**Stored records:**
_ _ _ _ _ _ _

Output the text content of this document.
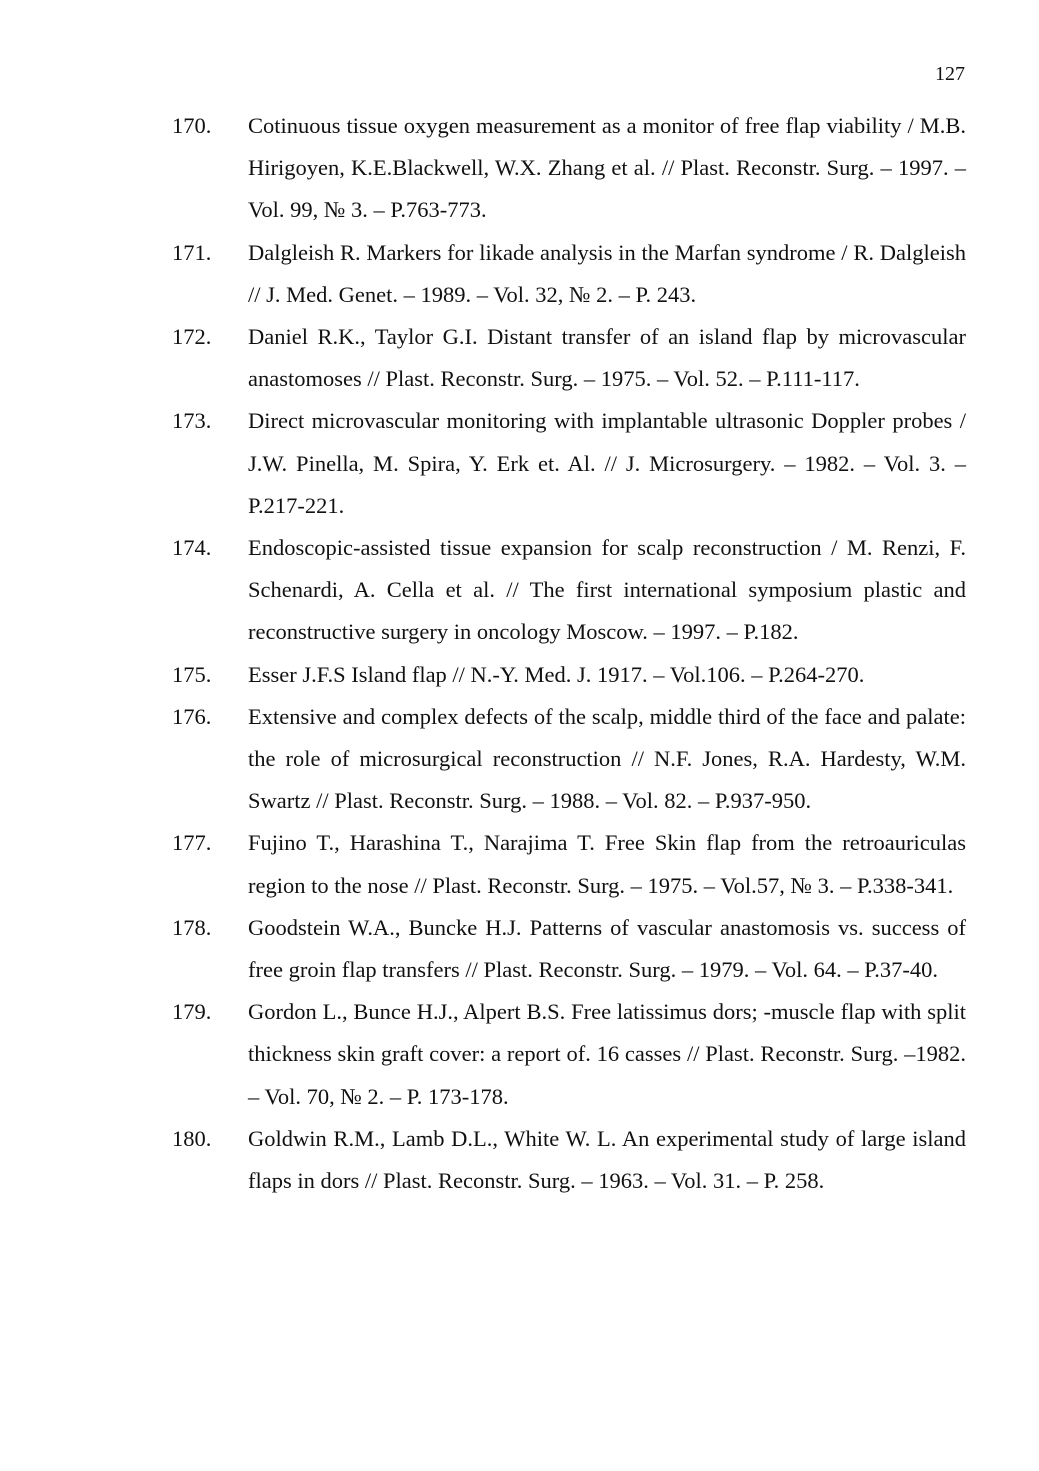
127
170.	Cotinuous tissue oxygen measurement as a monitor of free flap viability / M.B. Hirigoyen, K.E.Blackwell, W.X. Zhang et al. // Plast. Reconstr. Surg. – 1997. – Vol. 99, № 3. – P.763-773.
171.	Dalgleish R. Markers for likade analysis in the Marfan syndrome / R. Dalgleish // J. Med. Genet. – 1989. – Vol. 32, № 2. – P. 243.
172.	Daniel R.K., Taylor G.I. Distant transfer of an island flap by microvascular anastomoses // Plast. Reconstr. Surg. – 1975. – Vol. 52. – P.111-117.
173.	Direct microvascular monitoring with implantable ultrasonic Doppler probes / J.W. Pinella, M. Spira, Y. Erk et. Al. // J. Microsurgery. – 1982. – Vol. 3. – P.217-221.
174.	Endoscopic-assisted tissue expansion for scalp reconstruction / M. Renzi, F. Schenardi, A. Cella et al. // The first international symposium plastic and reconstructive surgery in oncology Moscow. – 1997. – P.182.
175.	Esser J.F.S Island flap // N.-Y. Med. J. 1917. – Vol.106. – P.264-270.
176.	Extensive and complex defects of the scalp, middle third of the face and palate: the role of microsurgical reconstruction // N.F. Jones, R.A. Hardesty, W.M. Swartz // Plast. Reconstr. Surg. – 1988. – Vol. 82. – P.937-950.
177.	Fujino T., Harashina T., Narajima T. Free Skin flap from the retroauriculas region to the nose // Plast. Reconstr. Surg. – 1975. – Vol.57, № 3. – P.338-341.
178.	Goodstein W.A., Buncke H.J. Patterns of vascular anastomosis vs. success of free groin flap transfers // Plast. Reconstr. Surg. – 1979. – Vol. 64. – P.37-40.
179.	Gordon L., Bunce H.J., Alpert B.S. Free latissimus dors; -muscle flap with split thickness skin graft cover: a report of. 16 casses // Plast. Reconstr. Surg. –1982. – Vol. 70, № 2. – P. 173-178.
180.	Goldwin R.M., Lamb D.L., White W. L. An experimental study of large island flaps in dors // Plast. Reconstr. Surg. – 1963. – Vol. 31. – P. 258.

_ _ _ _ _ _ _

**Exercise directions:** Copy each line that holds the word "scalp".

**Answer to this exercise:**
174.	Endoscopic-assisted tissue expansion for scalp reconstruction / M. Renzi, F. Schenardi, A. Cella et al. // The first international symposium plastic and reconstructive surgery in oncology Moscow. – 1997. – P.182.
176.	Extensive and complex defects of the scalp, middle third of the face and palate: the role of microsurgical reconstruction // N.F. Jones, R.A. Hardesty, W.M. Swartz // Plast. Reconstr. Surg. – 1988. – Vol. 82. – P.937-950.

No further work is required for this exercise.